RECORDS =
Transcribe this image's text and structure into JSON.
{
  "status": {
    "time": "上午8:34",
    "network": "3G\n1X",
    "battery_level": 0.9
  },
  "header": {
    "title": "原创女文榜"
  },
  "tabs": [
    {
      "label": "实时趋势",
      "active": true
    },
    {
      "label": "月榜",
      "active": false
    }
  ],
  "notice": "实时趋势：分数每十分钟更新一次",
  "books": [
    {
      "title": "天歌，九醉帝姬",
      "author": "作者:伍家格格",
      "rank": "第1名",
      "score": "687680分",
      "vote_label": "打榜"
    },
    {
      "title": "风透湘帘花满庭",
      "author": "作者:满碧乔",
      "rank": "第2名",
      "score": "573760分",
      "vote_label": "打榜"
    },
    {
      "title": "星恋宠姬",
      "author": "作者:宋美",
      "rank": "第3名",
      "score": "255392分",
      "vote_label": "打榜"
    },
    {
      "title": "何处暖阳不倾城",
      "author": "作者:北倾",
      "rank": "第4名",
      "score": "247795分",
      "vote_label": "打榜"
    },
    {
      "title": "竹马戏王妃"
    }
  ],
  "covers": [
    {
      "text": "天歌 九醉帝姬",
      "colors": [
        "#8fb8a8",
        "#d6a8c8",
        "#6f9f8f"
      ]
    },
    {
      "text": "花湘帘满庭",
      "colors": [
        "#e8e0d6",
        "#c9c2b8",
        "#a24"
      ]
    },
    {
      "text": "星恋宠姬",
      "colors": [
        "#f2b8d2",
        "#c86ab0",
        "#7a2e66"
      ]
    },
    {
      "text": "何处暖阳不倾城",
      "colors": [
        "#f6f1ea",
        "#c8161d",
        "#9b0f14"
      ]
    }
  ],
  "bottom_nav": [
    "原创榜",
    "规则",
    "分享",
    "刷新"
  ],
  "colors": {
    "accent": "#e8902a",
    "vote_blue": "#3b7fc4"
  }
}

JOB =
Copy all of the material word for word.

TASK RESULT =
Transcribe this image's text and structure into JSON.
{
  "status": {
    "time": "上午8:34",
    "network": "3G\n1X",
    "battery_level": 0.9
  },
  "header": {
    "title": "原创女文榜"
  },
  "tabs": [
    {
      "label": "实时趋势",
      "active": true
    },
    {
      "label": "月榜",
      "active": false
    }
  ],
  "notice": "实时趋势：分数每十分钟更新一次",
  "books": [
    {
      "title": "天歌，九醉帝姬",
      "author": "作者:伍家格格",
      "rank": "第1名",
      "score": "687680分",
      "vote_label": "打榜"
    },
    {
      "title": "风透湘帘花满庭",
      "author": "作者:满碧乔",
      "rank": "第2名",
      "score": "573760分",
      "vote_label": "打榜"
    },
    {
      "title": "星恋宠姬",
      "author": "作者:宋美",
      "rank": "第3名",
      "score": "255392分",
      "vote_label": "打榜"
    },
    {
      "title": "何处暖阳不倾城",
      "author": "作者:北倾",
      "rank": "第4名",
      "score": "247795分",
      "vote_label": "打榜"
    },
    {
      "title": "竹马戏王妃"
    }
  ],
  "covers": [
    {
      "text": "天歌 九醉帝姬",
      "colors": [
        "#8fb8a8",
        "#d6a8c8",
        "#6f9f8f"
      ]
    },
    {
      "text": "花湘帘满庭",
      "colors": [
        "#e8e0d6",
        "#c9c2b8",
        "#a24"
      ]
    },
    {
      "text": "星恋宠姬",
      "colors": [
        "#f2b8d2",
        "#c86ab0",
        "#7a2e66"
      ]
    },
    {
      "text": "何处暖阳不倾城",
      "colors": [
        "#f6f1ea",
        "#c8161d",
        "#9b0f14"
      ]
    }
  ],
  "bottom_nav": [
    "原创榜",
    "规则",
    "分享",
    "刷新"
  ],
  "colors": {
    "accent": "#e8902a",
    "vote_blue": "#3b7fc4"
  }
}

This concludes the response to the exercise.